REQUEST — Copy out the complete listing, word for word.

RECORDS PROVIDED —
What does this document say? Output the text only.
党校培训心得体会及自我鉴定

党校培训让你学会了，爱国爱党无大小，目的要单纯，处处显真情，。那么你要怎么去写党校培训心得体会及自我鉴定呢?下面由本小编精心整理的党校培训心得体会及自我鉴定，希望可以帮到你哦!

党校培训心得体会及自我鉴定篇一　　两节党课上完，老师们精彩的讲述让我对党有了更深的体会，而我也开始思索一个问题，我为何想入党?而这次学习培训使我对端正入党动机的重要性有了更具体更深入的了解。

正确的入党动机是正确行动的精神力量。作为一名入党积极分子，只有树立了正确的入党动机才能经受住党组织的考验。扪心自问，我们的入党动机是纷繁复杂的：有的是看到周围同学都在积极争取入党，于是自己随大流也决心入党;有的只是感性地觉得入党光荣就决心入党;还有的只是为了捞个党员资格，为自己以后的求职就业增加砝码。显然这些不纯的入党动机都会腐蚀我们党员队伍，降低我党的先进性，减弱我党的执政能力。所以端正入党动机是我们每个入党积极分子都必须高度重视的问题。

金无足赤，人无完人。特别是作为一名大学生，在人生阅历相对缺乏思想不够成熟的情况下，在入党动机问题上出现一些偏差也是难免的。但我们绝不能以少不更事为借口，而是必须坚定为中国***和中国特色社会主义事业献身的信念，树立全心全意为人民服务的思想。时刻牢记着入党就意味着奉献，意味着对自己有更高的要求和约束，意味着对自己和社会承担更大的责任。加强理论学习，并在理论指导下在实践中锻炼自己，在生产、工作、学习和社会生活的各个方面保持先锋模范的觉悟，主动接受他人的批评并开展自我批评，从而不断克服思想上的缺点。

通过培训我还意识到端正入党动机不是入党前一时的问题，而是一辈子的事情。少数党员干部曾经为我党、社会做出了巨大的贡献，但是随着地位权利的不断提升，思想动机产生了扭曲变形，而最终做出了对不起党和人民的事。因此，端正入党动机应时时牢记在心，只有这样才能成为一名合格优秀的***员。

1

SOLUTION FOR THIS TASK —
What does this document say? Output the text only.
党校培训心得体会及自我鉴定

党校培训让你学会了，爱国爱党无大小，目的要单纯，处处显真情，。那么你要怎么去写党校培训心得体会及自我鉴定呢?下面由本小编精心整理的党校培训心得体会及自我鉴定，希望可以帮到你哦!

党校培训心得体会及自我鉴定篇一　　两节党课上完，老师们精彩的讲述让我对党有了更深的体会，而我也开始思索一个问题，我为何想入党?而这次学习培训使我对端正入党动机的重要性有了更具体更深入的了解。

正确的入党动机是正确行动的精神力量。作为一名入党积极分子，只有树立了正确的入党动机才能经受住党组织的考验。扪心自问，我们的入党动机是纷繁复杂的：有的是看到周围同学都在积极争取入党，于是自己随大流也决心入党;有的只是感性地觉得入党光荣就决心入党;还有的只是为了捞个党员资格，为自己以后的求职就业增加砝码。显然这些不纯的入党动机都会腐蚀我们党员队伍，降低我党的先进性，减弱我党的执政能力。所以端正入党动机是我们每个入党积极分子都必须高度重视的问题。

金无足赤，人无完人。特别是作为一名大学生，在人生阅历相对缺乏思想不够成熟的情况下，在入党动机问题上出现一些偏差也是难免的。但我们绝不能以少不更事为借口，而是必须坚定为中国***和中国特色社会主义事业献身的信念，树立全心全意为人民服务的思想。时刻牢记着入党就意味着奉献，意味着对自己有更高的要求和约束，意味着对自己和社会承担更大的责任。加强理论学习，并在理论指导下在实践中锻炼自己，在生产、工作、学习和社会生活的各个方面保持先锋模范的觉悟，主动接受他人的批评并开展自我批评，从而不断克服思想上的缺点。

通过培训我还意识到端正入党动机不是入党前一时的问题，而是一辈子的事情。少数党员干部曾经为我党、社会做出了巨大的贡献，但是随着地位权利的不断提升，思想动机产生了扭曲变形，而最终做出了对不起党和人民的事。因此，端正入党动机应时时牢记在心，只有这样才能成为一名合格优秀的***员。

1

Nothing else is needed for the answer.